# [Instruction]
Print out each record below, unaltered and complete, without its images.

** START OF Available data **

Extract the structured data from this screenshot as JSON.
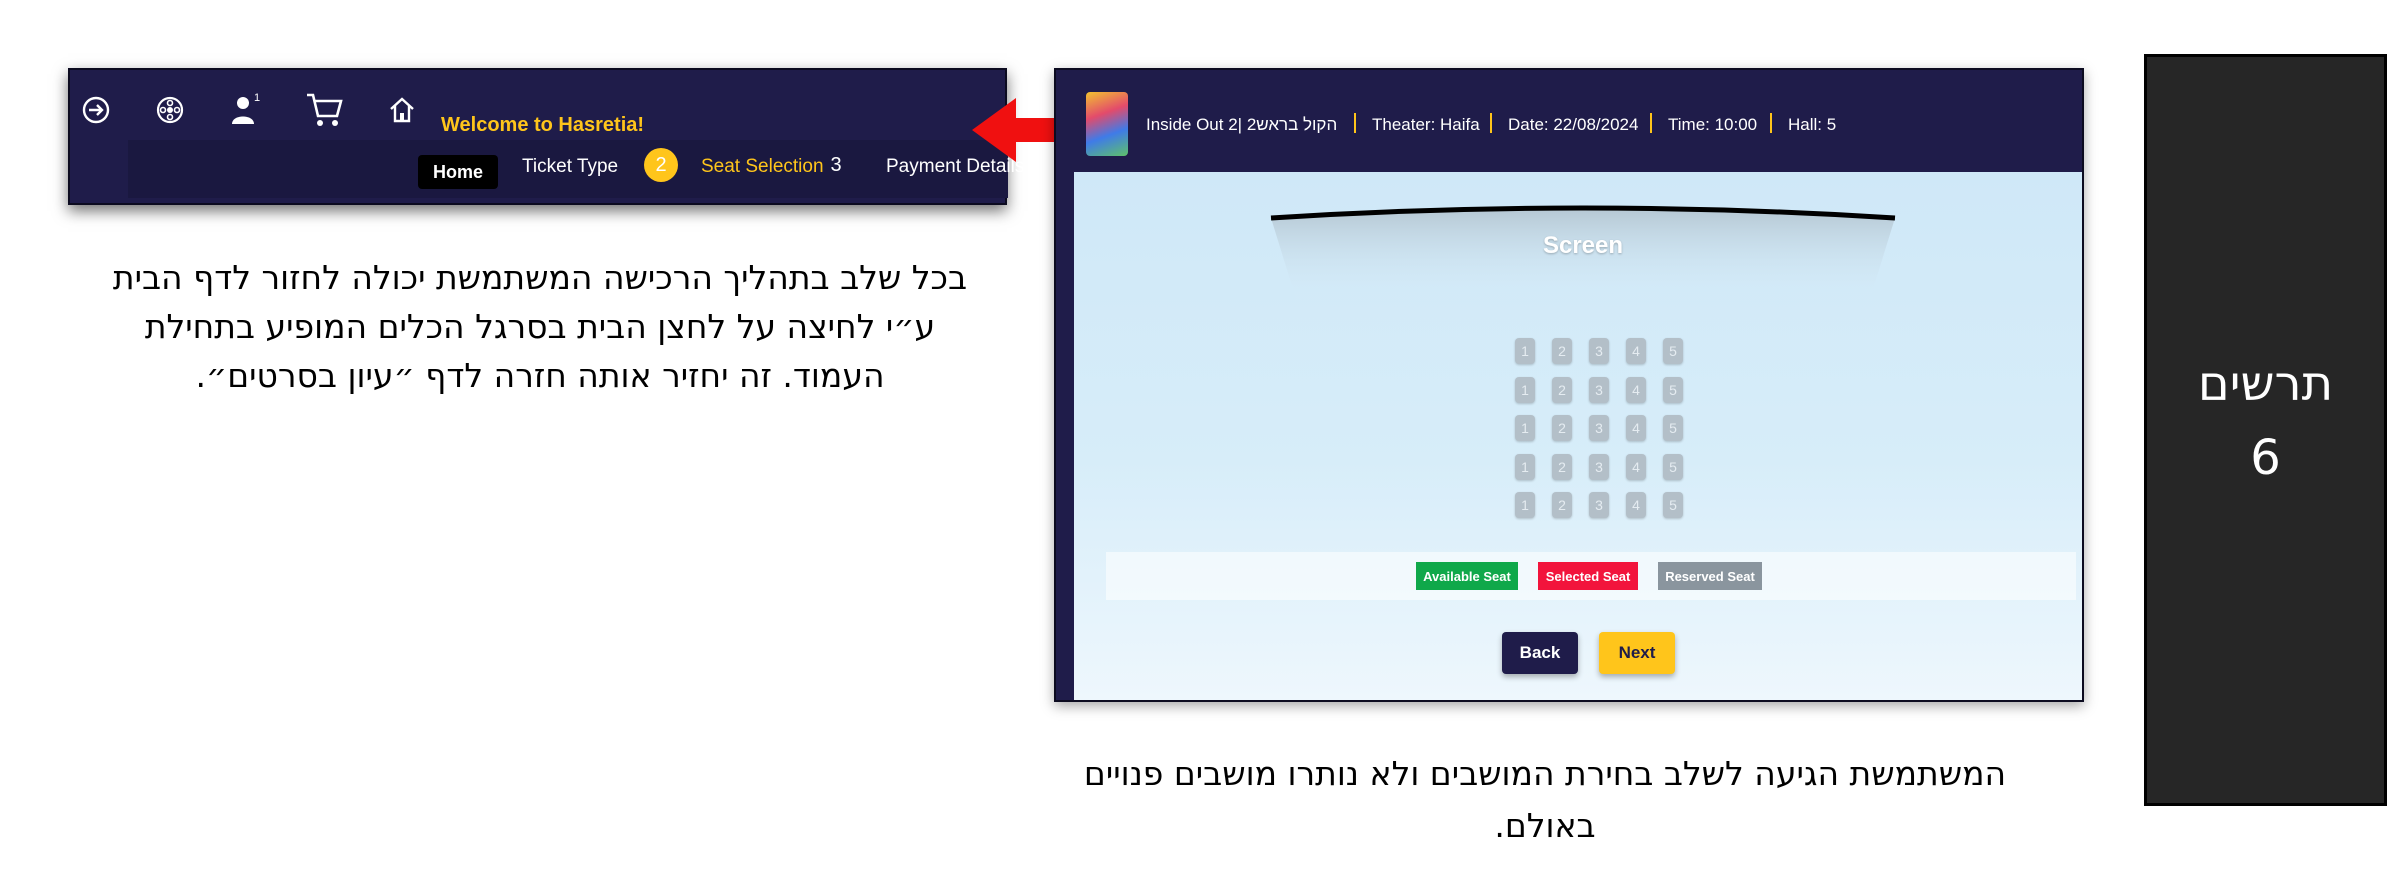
{
  "figure": {
    "label": "תרשים",
    "number": "6"
  },
  "nav": {
    "welcome": "Welcome to Hasretia!",
    "cart_badge": "1",
    "icons": [
      "logout-icon",
      "film-reel-icon",
      "user-icon",
      "cart-icon",
      "home-icon"
    ],
    "home_label": "Home",
    "steps": [
      {
        "label": "Ticket Type"
      },
      {
        "number": "2",
        "label": "Seat Selection",
        "active": true
      },
      {
        "number": "3",
        "label": "Payment Details"
      }
    ]
  },
  "desc_left": "בכל שלב בתהליך הרכישה המשתמשת יכולה לחזור לדף הבית ע״י לחיצה על לחצן הבית בסרגל הכלים המופיע בתחילת העמוד. זה יחזיר אותה חזרה לדף ״עיון בסרטים״.",
  "booking": {
    "movie": "Inside Out 2| הקול בראש2",
    "theater": "Theater: Haifa",
    "date": "Date: 22/08/2024",
    "time": "Time: 10:00",
    "hall": "Hall: 5",
    "screen_label": "Screen",
    "seat_rows": 5,
    "seat_numbers": [
      "1",
      "2",
      "3",
      "4",
      "5"
    ],
    "legend": [
      {
        "label": "Available Seat",
        "color": "#0fa84a"
      },
      {
        "label": "Selected Seat",
        "color": "#f2143c"
      },
      {
        "label": "Reserved Seat",
        "color": "#8a959e"
      }
    ],
    "back_label": "Back",
    "next_label": "Next"
  },
  "desc_right": "המשתמשת הגיעה לשלב בחירת המושבים ולא נותרו מושבים פנויים באולם.",
  "colors": {
    "navy": "#1f1c4a",
    "accent": "#ffc51b",
    "arrow": "#f01010"
  }
}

** END OF Available data **

# [Task answer]
Extract the structured data from this screenshot as JSON.
{
  "figure": {
    "label": "תרשים",
    "number": "6"
  },
  "nav": {
    "welcome": "Welcome to Hasretia!",
    "cart_badge": "1",
    "icons": [
      "logout-icon",
      "film-reel-icon",
      "user-icon",
      "cart-icon",
      "home-icon"
    ],
    "home_label": "Home",
    "steps": [
      {
        "label": "Ticket Type"
      },
      {
        "number": "2",
        "label": "Seat Selection",
        "active": true
      },
      {
        "number": "3",
        "label": "Payment Details"
      }
    ]
  },
  "desc_left": "בכל שלב בתהליך הרכישה המשתמשת יכולה לחזור לדף הבית ע״י לחיצה על לחצן הבית בסרגל הכלים המופיע בתחילת העמוד. זה יחזיר אותה חזרה לדף ״עיון בסרטים״.",
  "booking": {
    "movie": "Inside Out 2| הקול בראש2",
    "theater": "Theater: Haifa",
    "date": "Date: 22/08/2024",
    "time": "Time: 10:00",
    "hall": "Hall: 5",
    "screen_label": "Screen",
    "seat_rows": 5,
    "seat_numbers": [
      "1",
      "2",
      "3",
      "4",
      "5"
    ],
    "legend": [
      {
        "label": "Available Seat",
        "color": "#0fa84a"
      },
      {
        "label": "Selected Seat",
        "color": "#f2143c"
      },
      {
        "label": "Reserved Seat",
        "color": "#8a959e"
      }
    ],
    "back_label": "Back",
    "next_label": "Next"
  },
  "desc_right": "המשתמשת הגיעה לשלב בחירת המושבים ולא נותרו מושבים פנויים באולם.",
  "colors": {
    "navy": "#1f1c4a",
    "accent": "#ffc51b",
    "arrow": "#f01010"
  }
}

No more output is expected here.